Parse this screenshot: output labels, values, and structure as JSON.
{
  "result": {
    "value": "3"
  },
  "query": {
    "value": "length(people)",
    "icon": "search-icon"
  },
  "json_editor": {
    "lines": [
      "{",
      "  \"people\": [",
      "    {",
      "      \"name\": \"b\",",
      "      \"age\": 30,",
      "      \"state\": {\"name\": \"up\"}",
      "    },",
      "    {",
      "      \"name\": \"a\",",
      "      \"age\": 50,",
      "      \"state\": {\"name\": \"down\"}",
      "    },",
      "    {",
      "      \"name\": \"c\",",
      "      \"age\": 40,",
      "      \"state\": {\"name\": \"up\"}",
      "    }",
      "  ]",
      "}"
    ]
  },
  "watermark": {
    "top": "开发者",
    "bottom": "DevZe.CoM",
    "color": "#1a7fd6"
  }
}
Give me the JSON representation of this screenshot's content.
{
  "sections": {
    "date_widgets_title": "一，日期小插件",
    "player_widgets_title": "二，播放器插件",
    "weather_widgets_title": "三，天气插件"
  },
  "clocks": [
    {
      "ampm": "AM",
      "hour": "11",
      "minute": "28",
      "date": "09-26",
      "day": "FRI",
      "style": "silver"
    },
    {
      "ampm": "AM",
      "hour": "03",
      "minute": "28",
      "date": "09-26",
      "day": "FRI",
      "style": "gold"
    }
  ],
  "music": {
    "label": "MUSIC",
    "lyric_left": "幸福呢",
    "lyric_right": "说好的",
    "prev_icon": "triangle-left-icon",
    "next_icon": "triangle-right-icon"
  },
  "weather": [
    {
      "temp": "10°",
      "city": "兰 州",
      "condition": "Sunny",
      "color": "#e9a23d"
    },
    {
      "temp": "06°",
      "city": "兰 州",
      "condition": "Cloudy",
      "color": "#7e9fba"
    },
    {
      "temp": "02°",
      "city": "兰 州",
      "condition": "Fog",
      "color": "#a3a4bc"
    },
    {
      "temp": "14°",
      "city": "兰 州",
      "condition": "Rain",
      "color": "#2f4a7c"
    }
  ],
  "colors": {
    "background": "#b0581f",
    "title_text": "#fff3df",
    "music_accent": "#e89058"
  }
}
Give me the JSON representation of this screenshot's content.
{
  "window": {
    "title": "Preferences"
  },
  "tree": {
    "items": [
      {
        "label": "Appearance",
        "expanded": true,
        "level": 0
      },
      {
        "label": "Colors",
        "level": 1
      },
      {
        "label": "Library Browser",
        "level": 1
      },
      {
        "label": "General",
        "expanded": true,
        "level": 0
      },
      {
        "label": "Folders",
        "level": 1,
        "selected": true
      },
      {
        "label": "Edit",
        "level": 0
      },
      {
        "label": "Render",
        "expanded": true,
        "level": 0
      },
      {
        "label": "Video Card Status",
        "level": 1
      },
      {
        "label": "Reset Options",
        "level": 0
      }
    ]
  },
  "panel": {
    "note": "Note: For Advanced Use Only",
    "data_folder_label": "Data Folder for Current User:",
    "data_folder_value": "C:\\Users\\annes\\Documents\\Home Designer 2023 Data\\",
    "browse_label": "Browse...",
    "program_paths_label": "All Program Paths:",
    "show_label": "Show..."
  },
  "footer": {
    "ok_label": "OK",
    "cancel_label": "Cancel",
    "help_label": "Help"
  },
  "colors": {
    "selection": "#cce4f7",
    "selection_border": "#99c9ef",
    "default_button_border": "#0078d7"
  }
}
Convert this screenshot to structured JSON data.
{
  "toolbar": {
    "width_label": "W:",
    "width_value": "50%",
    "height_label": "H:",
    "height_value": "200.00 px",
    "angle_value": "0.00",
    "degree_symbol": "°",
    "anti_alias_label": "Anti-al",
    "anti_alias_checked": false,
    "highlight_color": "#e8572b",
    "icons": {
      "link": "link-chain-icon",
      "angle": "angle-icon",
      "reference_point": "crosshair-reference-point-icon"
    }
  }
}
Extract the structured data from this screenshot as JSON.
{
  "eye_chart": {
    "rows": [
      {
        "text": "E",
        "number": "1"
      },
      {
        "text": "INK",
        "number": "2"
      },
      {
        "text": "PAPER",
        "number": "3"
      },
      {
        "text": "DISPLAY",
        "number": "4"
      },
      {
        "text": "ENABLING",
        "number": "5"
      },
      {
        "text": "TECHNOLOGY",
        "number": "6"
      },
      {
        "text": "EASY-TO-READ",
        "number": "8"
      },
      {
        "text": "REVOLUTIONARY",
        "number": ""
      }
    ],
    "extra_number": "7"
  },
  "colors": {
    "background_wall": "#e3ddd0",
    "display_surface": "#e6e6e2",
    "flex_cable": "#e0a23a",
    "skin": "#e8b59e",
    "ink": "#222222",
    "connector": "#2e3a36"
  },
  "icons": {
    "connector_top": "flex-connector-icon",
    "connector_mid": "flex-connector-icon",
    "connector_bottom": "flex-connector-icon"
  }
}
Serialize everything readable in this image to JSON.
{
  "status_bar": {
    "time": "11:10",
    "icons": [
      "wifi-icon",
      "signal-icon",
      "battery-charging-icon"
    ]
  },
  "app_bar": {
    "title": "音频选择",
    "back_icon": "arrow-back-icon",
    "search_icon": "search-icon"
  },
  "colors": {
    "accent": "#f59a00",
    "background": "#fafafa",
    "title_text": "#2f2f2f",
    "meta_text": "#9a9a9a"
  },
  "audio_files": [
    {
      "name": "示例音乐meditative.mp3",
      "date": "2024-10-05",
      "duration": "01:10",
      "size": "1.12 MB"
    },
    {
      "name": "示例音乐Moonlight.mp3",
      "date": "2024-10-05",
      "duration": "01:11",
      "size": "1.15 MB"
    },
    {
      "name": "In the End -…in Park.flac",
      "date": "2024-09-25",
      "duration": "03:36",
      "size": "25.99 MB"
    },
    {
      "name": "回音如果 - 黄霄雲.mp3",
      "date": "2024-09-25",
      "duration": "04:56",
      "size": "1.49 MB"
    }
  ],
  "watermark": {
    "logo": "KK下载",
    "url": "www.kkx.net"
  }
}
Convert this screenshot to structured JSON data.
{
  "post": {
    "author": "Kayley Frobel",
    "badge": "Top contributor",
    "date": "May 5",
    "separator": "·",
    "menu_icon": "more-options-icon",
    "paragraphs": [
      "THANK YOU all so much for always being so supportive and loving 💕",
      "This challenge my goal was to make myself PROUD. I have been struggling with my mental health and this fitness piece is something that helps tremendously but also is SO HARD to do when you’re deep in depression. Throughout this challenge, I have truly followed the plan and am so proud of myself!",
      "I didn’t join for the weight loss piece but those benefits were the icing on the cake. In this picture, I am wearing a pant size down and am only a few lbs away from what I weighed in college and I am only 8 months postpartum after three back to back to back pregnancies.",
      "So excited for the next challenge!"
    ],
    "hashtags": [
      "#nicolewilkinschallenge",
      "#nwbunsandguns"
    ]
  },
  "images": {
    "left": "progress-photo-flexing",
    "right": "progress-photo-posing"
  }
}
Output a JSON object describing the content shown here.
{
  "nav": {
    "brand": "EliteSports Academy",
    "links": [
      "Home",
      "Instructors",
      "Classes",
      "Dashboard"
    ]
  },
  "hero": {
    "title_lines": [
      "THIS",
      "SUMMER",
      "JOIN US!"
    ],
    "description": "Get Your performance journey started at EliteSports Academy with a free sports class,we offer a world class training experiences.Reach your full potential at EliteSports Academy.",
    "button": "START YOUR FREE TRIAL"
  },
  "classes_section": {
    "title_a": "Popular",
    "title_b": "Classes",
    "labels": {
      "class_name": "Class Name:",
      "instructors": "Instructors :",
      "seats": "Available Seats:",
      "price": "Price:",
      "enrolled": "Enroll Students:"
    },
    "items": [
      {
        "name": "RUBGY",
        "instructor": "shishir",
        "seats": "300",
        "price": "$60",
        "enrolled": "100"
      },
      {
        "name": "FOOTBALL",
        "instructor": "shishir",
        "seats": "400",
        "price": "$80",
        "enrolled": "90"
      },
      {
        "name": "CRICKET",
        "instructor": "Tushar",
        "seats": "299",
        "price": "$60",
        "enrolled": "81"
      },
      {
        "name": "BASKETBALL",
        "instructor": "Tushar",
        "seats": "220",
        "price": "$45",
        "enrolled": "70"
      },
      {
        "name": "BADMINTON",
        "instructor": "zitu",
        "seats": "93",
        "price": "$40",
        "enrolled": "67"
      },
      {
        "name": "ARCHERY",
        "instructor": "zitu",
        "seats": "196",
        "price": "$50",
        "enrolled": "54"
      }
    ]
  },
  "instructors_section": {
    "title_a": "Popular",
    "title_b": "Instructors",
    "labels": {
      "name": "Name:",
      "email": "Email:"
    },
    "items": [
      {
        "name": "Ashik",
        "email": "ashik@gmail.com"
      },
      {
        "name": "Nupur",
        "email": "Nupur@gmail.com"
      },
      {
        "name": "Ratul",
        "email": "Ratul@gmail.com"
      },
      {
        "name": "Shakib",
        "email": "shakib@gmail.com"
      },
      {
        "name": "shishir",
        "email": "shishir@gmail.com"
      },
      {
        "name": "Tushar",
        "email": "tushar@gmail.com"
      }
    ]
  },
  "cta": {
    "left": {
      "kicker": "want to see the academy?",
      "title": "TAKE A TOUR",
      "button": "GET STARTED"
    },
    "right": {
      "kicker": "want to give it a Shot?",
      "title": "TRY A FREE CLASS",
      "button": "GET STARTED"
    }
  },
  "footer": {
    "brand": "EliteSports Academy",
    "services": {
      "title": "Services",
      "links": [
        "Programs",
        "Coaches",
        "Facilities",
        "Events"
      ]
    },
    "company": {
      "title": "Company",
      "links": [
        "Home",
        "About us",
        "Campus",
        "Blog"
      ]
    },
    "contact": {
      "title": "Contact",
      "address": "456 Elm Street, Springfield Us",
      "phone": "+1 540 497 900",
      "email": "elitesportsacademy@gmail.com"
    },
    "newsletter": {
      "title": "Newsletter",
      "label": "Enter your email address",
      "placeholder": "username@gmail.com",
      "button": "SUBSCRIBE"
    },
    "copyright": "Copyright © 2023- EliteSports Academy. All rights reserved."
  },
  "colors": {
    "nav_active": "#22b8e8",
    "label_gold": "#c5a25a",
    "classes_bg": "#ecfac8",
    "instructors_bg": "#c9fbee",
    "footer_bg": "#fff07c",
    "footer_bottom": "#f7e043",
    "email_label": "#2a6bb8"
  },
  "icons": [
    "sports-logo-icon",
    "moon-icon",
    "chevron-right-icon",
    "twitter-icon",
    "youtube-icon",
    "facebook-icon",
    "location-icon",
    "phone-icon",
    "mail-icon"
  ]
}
--
* Work to do
Extract every line containing the string "seats" from the data above.

* Full output
      "seats": "Available Seats:",
        "seats": "300",
        "seats": "400",
        "seats": "299",
        "seats": "220",
        "seats": "93",
        "seats": "196",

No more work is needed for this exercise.